PROBLEM DESCRIPTION: When a line of the records below contains the string "royal", copy that whole line.

Entries taken from a collection:
[Start of section]
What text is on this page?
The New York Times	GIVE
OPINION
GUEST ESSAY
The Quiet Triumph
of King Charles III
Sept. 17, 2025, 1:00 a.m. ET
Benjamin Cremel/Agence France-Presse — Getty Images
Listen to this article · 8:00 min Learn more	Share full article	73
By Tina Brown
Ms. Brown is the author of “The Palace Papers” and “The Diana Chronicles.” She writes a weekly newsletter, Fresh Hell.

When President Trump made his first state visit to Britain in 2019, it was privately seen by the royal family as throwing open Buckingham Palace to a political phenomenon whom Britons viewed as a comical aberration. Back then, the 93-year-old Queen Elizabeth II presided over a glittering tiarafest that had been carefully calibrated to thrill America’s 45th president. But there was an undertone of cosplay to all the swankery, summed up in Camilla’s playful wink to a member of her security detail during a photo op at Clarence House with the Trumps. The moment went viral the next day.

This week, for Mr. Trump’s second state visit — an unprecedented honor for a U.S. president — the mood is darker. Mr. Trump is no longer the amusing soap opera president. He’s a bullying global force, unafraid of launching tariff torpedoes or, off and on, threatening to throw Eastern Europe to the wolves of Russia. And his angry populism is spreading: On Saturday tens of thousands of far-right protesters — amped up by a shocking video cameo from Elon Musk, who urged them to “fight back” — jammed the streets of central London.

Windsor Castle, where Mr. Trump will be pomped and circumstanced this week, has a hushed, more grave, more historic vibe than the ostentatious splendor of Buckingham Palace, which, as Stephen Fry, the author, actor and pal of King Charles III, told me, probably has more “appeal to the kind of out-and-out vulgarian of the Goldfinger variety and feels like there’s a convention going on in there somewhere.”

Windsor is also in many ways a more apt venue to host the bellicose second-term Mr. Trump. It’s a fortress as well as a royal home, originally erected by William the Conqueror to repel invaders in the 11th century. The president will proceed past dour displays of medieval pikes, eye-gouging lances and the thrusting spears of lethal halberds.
[End of section]
ANSWER TO THIS EXERCISE:
When President Trump made his first state visit to Britain in 2019, it was privately seen by the royal family as throwing open Buckingham Palace to a political phenomenon whom Britons viewed as a comical aberration. Back then, the 93-year-old Queen Elizabeth II presided over a glittering tiarafest that had been carefully calibrated to thrill America’s 45th president. But there was an undertone of cosplay to all the swankery, summed up in Camilla’s playful wink to a member of her security detail during a photo op at Clarence House with the Trumps. The moment went viral the next day.
Windsor is also in many ways a more apt venue to host the bellicose second-term Mr. Trump. It’s a fortress as well as a royal home, originally erected by William the Conqueror to repel invaders in the 11th century. The president will proceed past dour displays of medieval pikes, eye-gouging lances and the thrusting spears of lethal halberds.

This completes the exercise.